AIM
Copy out each line of the material below that holds the string "ffffff".
-----
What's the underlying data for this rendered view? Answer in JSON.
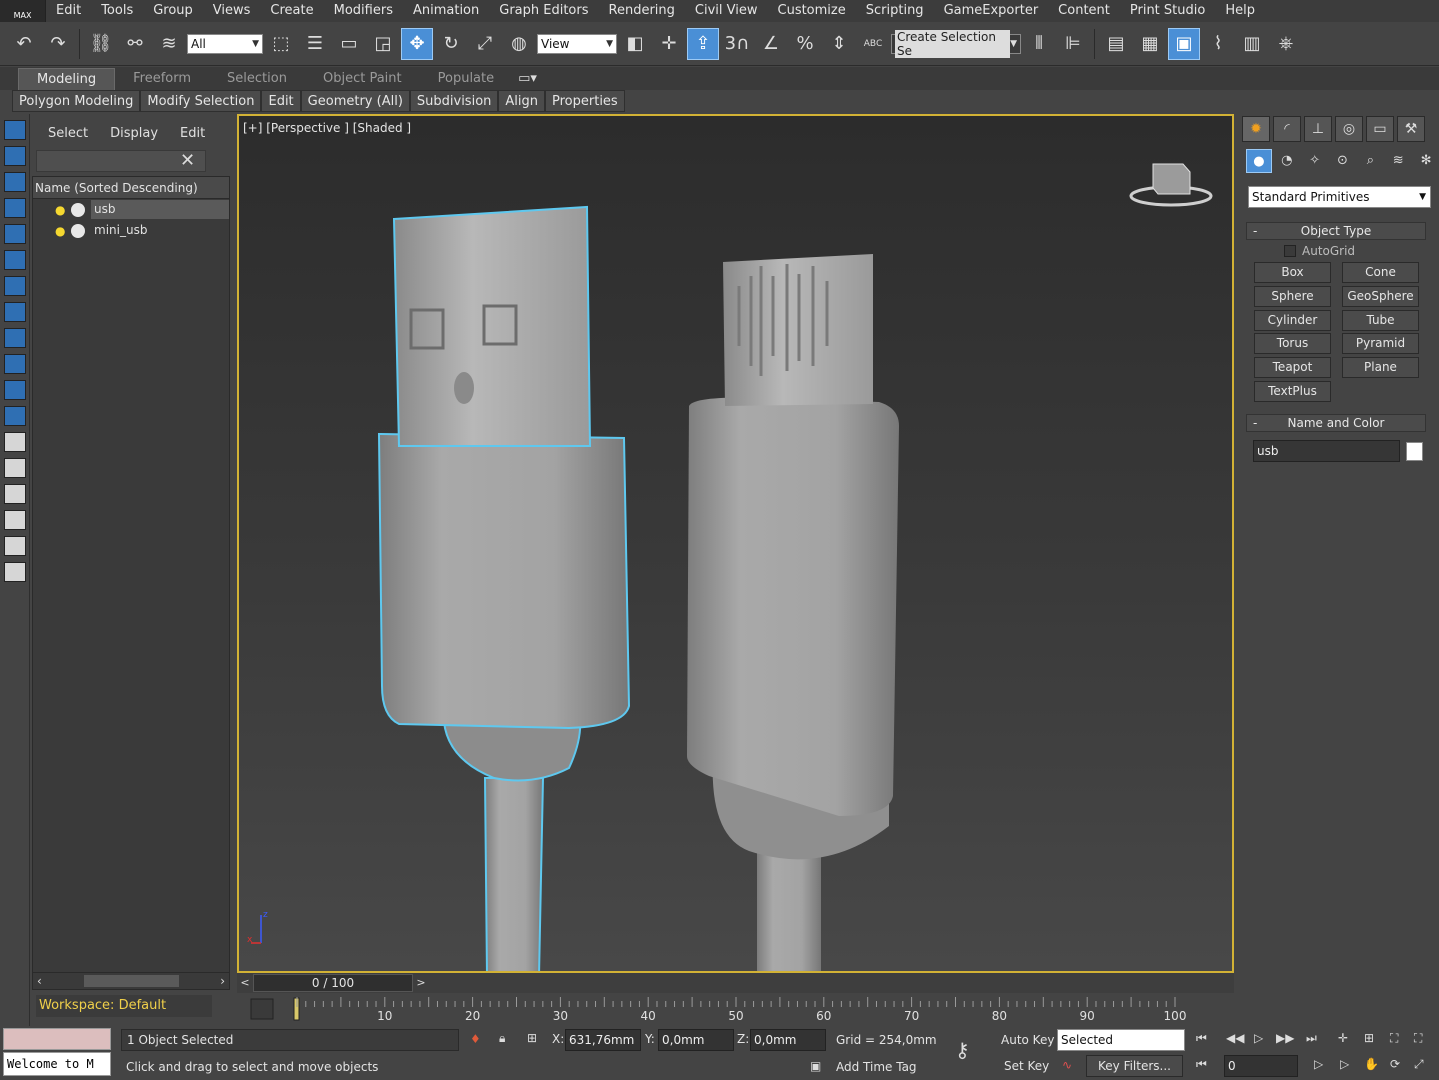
{
  "app": {
    "logo_text": "MAX"
  },
  "menu": [
    "Edit",
    "Tools",
    "Group",
    "Views",
    "Create",
    "Modifiers",
    "Animation",
    "Graph Editors",
    "Rendering",
    "Civil View",
    "Customize",
    "Scripting",
    "GameExporter",
    "Content",
    "Print Studio",
    "Help"
  ],
  "toolbar": {
    "selection_filter": "All",
    "reference_coord": "View",
    "named_selection_placeholder": "Create Selection Se",
    "snap_label": "3",
    "percent_label": "%",
    "spinner_label": "ABC",
    "icons": [
      "undo-icon",
      "redo-icon",
      "link-icon",
      "unlink-icon",
      "bind-spacewarp-icon",
      "select-object-icon",
      "select-by-name-icon",
      "rect-region-icon",
      "window-crossing-icon",
      "select-move-icon",
      "rotate-icon",
      "scale-icon",
      "place-icon",
      "select-manipulate-icon",
      "pivot-icon",
      "keyboard-shortcut-icon",
      "snap-icon",
      "angle-snap-icon",
      "percent-snap-icon",
      "spinner-snap-icon",
      "edit-named-selection-icon",
      "mirror-icon",
      "align-icon",
      "layer-explorer-icon",
      "ribbon-toggle-icon",
      "curve-editor-icon",
      "schematic-view-icon",
      "material-editor-icon",
      "render-setup-icon"
    ]
  },
  "ribbon": {
    "tabs": [
      "Modeling",
      "Freeform",
      "Selection",
      "Object Paint",
      "Populate"
    ],
    "active_tab": "Modeling",
    "buttons": [
      "Polygon Modeling",
      "Modify Selection",
      "Edit",
      "Geometry (All)",
      "Subdivision",
      "Align",
      "Properties"
    ]
  },
  "scene_explorer": {
    "menu": [
      "Select",
      "Display",
      "Edit"
    ],
    "search_value": "",
    "column_header": "Name (Sorted Descending)",
    "items": [
      {
        "name": "usb",
        "selected": true
      },
      {
        "name": "mini_usb",
        "selected": false
      }
    ],
    "workspace": "Workspace: Default"
  },
  "viewport": {
    "label": "[+] [Perspective ] [Shaded ]",
    "axis_x": "x",
    "axis_z": "z"
  },
  "time_slider": {
    "position": "0 / 100",
    "prev": "<",
    "next": ">"
  },
  "trackbar": {
    "ticks": [
      "10",
      "20",
      "30",
      "40",
      "50",
      "60",
      "70",
      "80",
      "90",
      "100"
    ]
  },
  "status": {
    "maxscript": "Welcome to M",
    "selection": "1 Object Selected",
    "prompt": "Click and drag to select and move objects",
    "x_label": "X:",
    "x_value": "631,76mm",
    "y_label": "Y:",
    "y_value": "0,0mm",
    "z_label": "Z:",
    "z_value": "0,0mm",
    "grid": "Grid = 254,0mm",
    "add_time_tag": "Add Time Tag",
    "auto_key": "Auto Key",
    "set_key": "Set Key",
    "key_mode": "Selected",
    "key_filters": "Key Filters...",
    "current_frame": "0"
  },
  "command_panel": {
    "category": "Standard Primitives",
    "object_type_title": "Object Type",
    "autogrid": "AutoGrid",
    "primitives": [
      "Box",
      "Cone",
      "Sphere",
      "GeoSphere",
      "Cylinder",
      "Tube",
      "Torus",
      "Pyramid",
      "Teapot",
      "Plane",
      "TextPlus"
    ],
    "name_color_title": "Name and Color",
    "object_name": "usb",
    "object_color": "#ffffff",
    "rollout_toggle": "-"
  },
  "colors": {
    "accent_blue": "#4a8fd6",
    "viewport_border": "#d2b235",
    "selection_outline": "#5ec8ef",
    "workspace_text": "#f0d04a"
  }
}
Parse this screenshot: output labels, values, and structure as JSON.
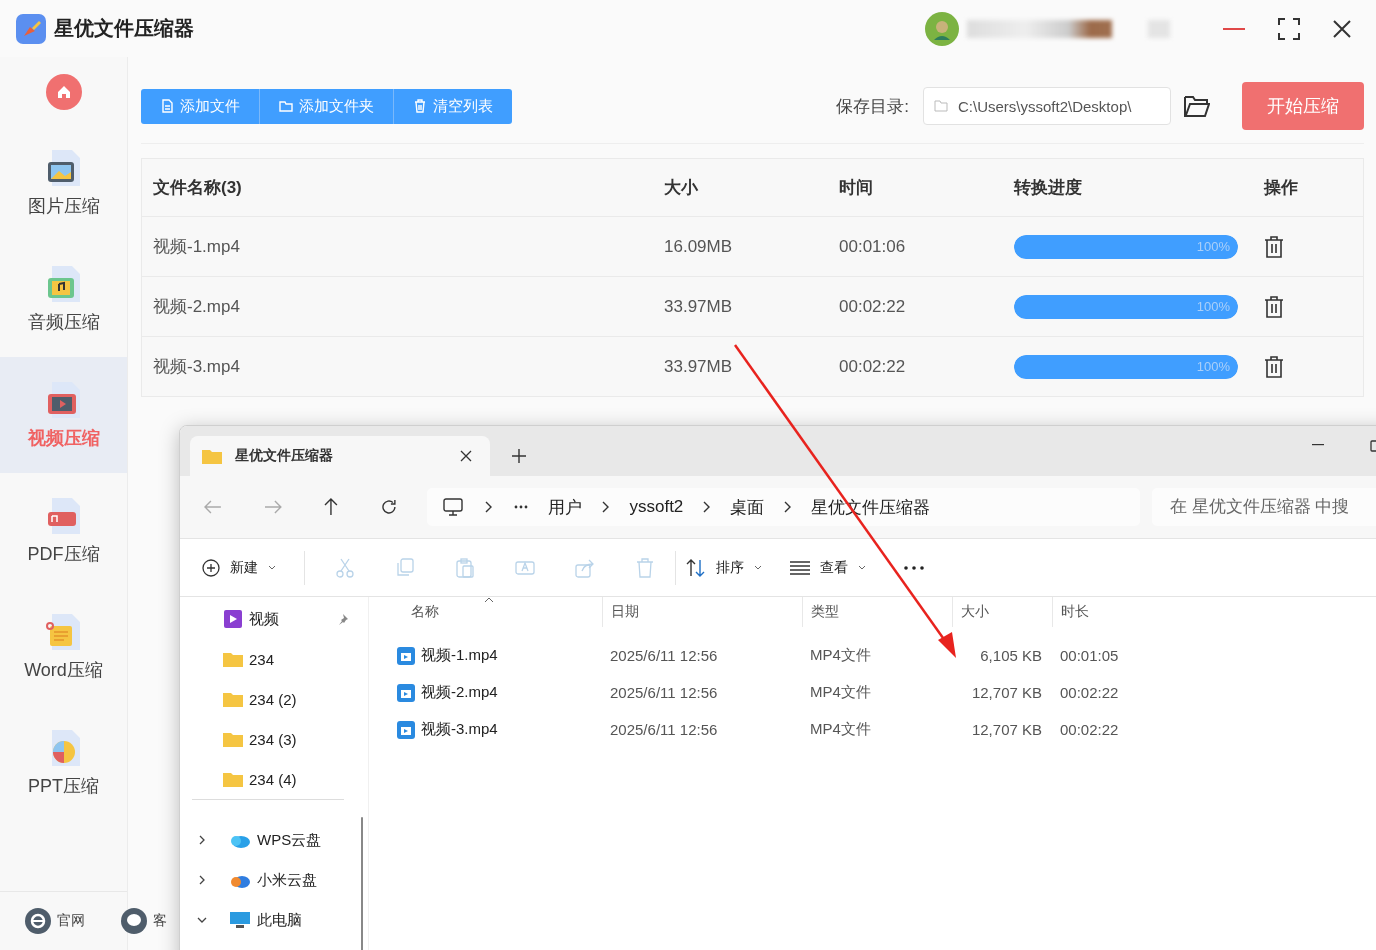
{
  "app": {
    "title": "星优文件压缩器"
  },
  "sidebar": {
    "items": [
      {
        "label": "图片压缩",
        "kind": "image",
        "selected": false
      },
      {
        "label": "音频压缩",
        "kind": "audio",
        "selected": false
      },
      {
        "label": "视频压缩",
        "kind": "video",
        "selected": true
      },
      {
        "label": "PDF压缩",
        "kind": "pdf",
        "selected": false
      },
      {
        "label": "Word压缩",
        "kind": "word",
        "selected": false
      },
      {
        "label": "PPT压缩",
        "kind": "ppt",
        "selected": false
      }
    ],
    "footer": [
      {
        "label": "官网",
        "kind": "browser"
      },
      {
        "label": "客",
        "kind": "chat"
      }
    ]
  },
  "toolbar": {
    "buttons": [
      {
        "label": "添加文件",
        "kind": "file"
      },
      {
        "label": "添加文件夹",
        "kind": "folder"
      },
      {
        "label": "清空列表",
        "kind": "trash"
      }
    ],
    "save_label": "保存目录:",
    "save_path": "C:\\Users\\yssoft2\\Desktop\\",
    "start_button": "开始压缩"
  },
  "table": {
    "columns": [
      "文件名称(3)",
      "大小",
      "时间",
      "转换进度",
      "操作"
    ],
    "rows": [
      {
        "name": "视频-1.mp4",
        "size": "16.09MB",
        "time": "00:01:06",
        "level": 1,
        "reading": "100%"
      },
      {
        "name": "视频-2.mp4",
        "size": "33.97MB",
        "time": "00:02:22",
        "level": 1,
        "reading": "100%"
      },
      {
        "name": "视频-3.mp4",
        "size": "33.97MB",
        "time": "00:02:22",
        "level": 1,
        "reading": "100%"
      }
    ]
  },
  "explorer": {
    "tab_title": "星优文件压缩器",
    "path": [
      "用户",
      "yssoft2",
      "桌面",
      "星优文件压缩器"
    ],
    "search_placeholder": "在 星优文件压缩器 中搜",
    "new_label": "新建",
    "actions": [
      {
        "kind": "cut",
        "disabled": true
      },
      {
        "kind": "copy",
        "disabled": true
      },
      {
        "kind": "paste",
        "disabled": true
      },
      {
        "kind": "rename",
        "disabled": true
      },
      {
        "kind": "share",
        "disabled": true
      },
      {
        "kind": "delete",
        "disabled": true
      }
    ],
    "sort_label": "排序",
    "view_label": "查看",
    "quick_access": [
      {
        "label": "视频",
        "kind": "video",
        "pinned": true
      },
      {
        "label": "234",
        "kind": "folder",
        "pinned": false
      },
      {
        "label": "234 (2)",
        "kind": "folder",
        "pinned": false
      },
      {
        "label": "234 (3)",
        "kind": "folder",
        "pinned": false
      },
      {
        "label": "234 (4)",
        "kind": "folder",
        "pinned": false
      }
    ],
    "locations": [
      {
        "label": "WPS云盘",
        "kind": "wps",
        "expanded": false
      },
      {
        "label": "小米云盘",
        "kind": "mi",
        "expanded": false
      },
      {
        "label": "此电脑",
        "kind": "pc",
        "expanded": true
      }
    ],
    "columns": [
      "名称",
      "日期",
      "类型",
      "大小",
      "时长"
    ],
    "rows": [
      {
        "name": "视频-1.mp4",
        "date": "2025/6/11 12:56",
        "type": "MP4文件",
        "size": "6,105 KB",
        "duration": "00:01:05"
      },
      {
        "name": "视频-2.mp4",
        "date": "2025/6/11 12:56",
        "type": "MP4文件",
        "size": "12,707 KB",
        "duration": "00:02:22"
      },
      {
        "name": "视频-3.mp4",
        "date": "2025/6/11 12:56",
        "type": "MP4文件",
        "size": "12,707 KB",
        "duration": "00:02:22"
      }
    ]
  }
}
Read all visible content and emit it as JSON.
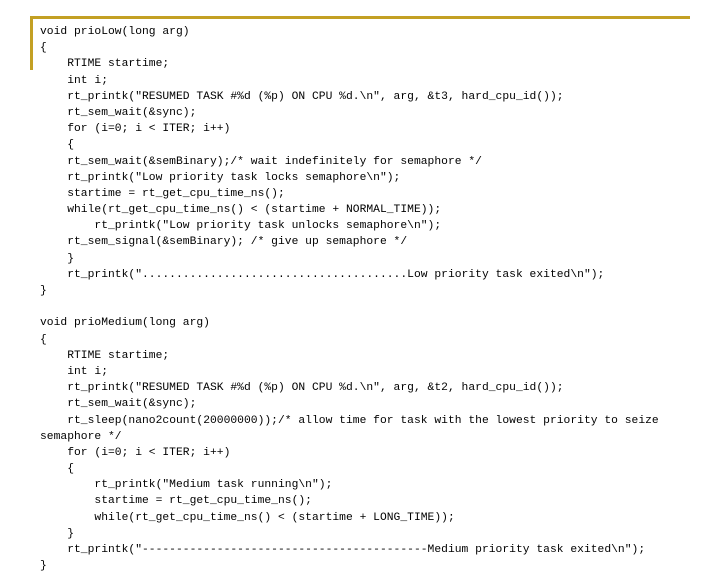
{
  "slide": {
    "background_color": "#ffffff",
    "accent_color": "#C3A023",
    "text_color": "#000000"
  },
  "code": {
    "language": "c",
    "lines": [
      "void prioLow(long arg)",
      "{",
      "    RTIME startime;",
      "    int i;",
      "    rt_printk(\"RESUMED TASK #%d (%p) ON CPU %d.\\n\", arg, &t3, hard_cpu_id());",
      "    rt_sem_wait(&sync);",
      "    for (i=0; i < ITER; i++)",
      "    {",
      "    rt_sem_wait(&semBinary);/* wait indefinitely for semaphore */",
      "    rt_printk(\"Low priority task locks semaphore\\n\");",
      "    startime = rt_get_cpu_time_ns();",
      "    while(rt_get_cpu_time_ns() < (startime + NORMAL_TIME));",
      "        rt_printk(\"Low priority task unlocks semaphore\\n\");",
      "    rt_sem_signal(&semBinary); /* give up semaphore */",
      "    }",
      "    rt_printk(\".......................................Low priority task exited\\n\");",
      "}",
      "",
      "void prioMedium(long arg)",
      "{",
      "    RTIME startime;",
      "    int i;",
      "    rt_printk(\"RESUMED TASK #%d (%p) ON CPU %d.\\n\", arg, &t2, hard_cpu_id());",
      "    rt_sem_wait(&sync);",
      "    rt_sleep(nano2count(20000000));/* allow time for task with the lowest priority to seize semaphore */",
      "    for (i=0; i < ITER; i++)",
      "    {",
      "        rt_printk(\"Medium task running\\n\");",
      "        startime = rt_get_cpu_time_ns();",
      "        while(rt_get_cpu_time_ns() < (startime + LONG_TIME));",
      "    }",
      "    rt_printk(\"------------------------------------------Medium priority task exited\\n\");",
      "}"
    ],
    "wrapped_line_indexes": [
      24
    ]
  }
}
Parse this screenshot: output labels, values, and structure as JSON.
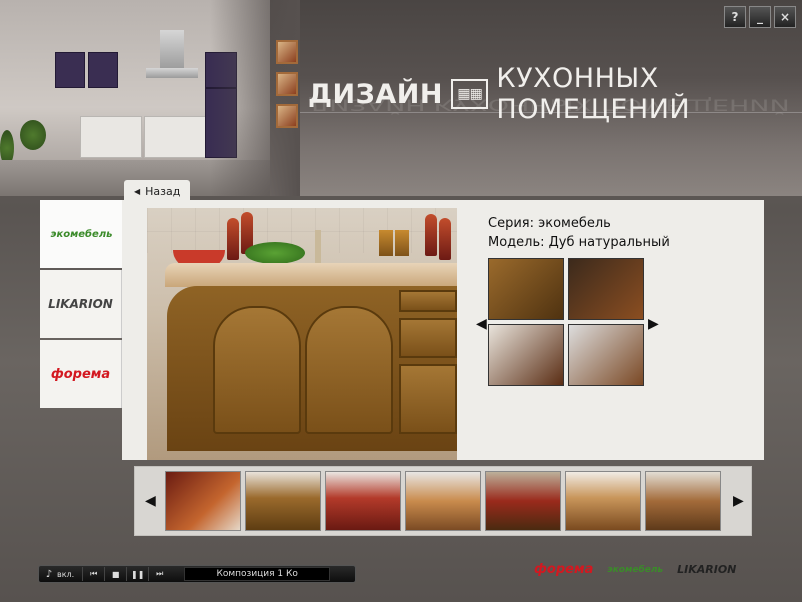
-----
PROBLEM SOLUTION
    "object_color": "#ffffff",
    "background_color": "#ffffff",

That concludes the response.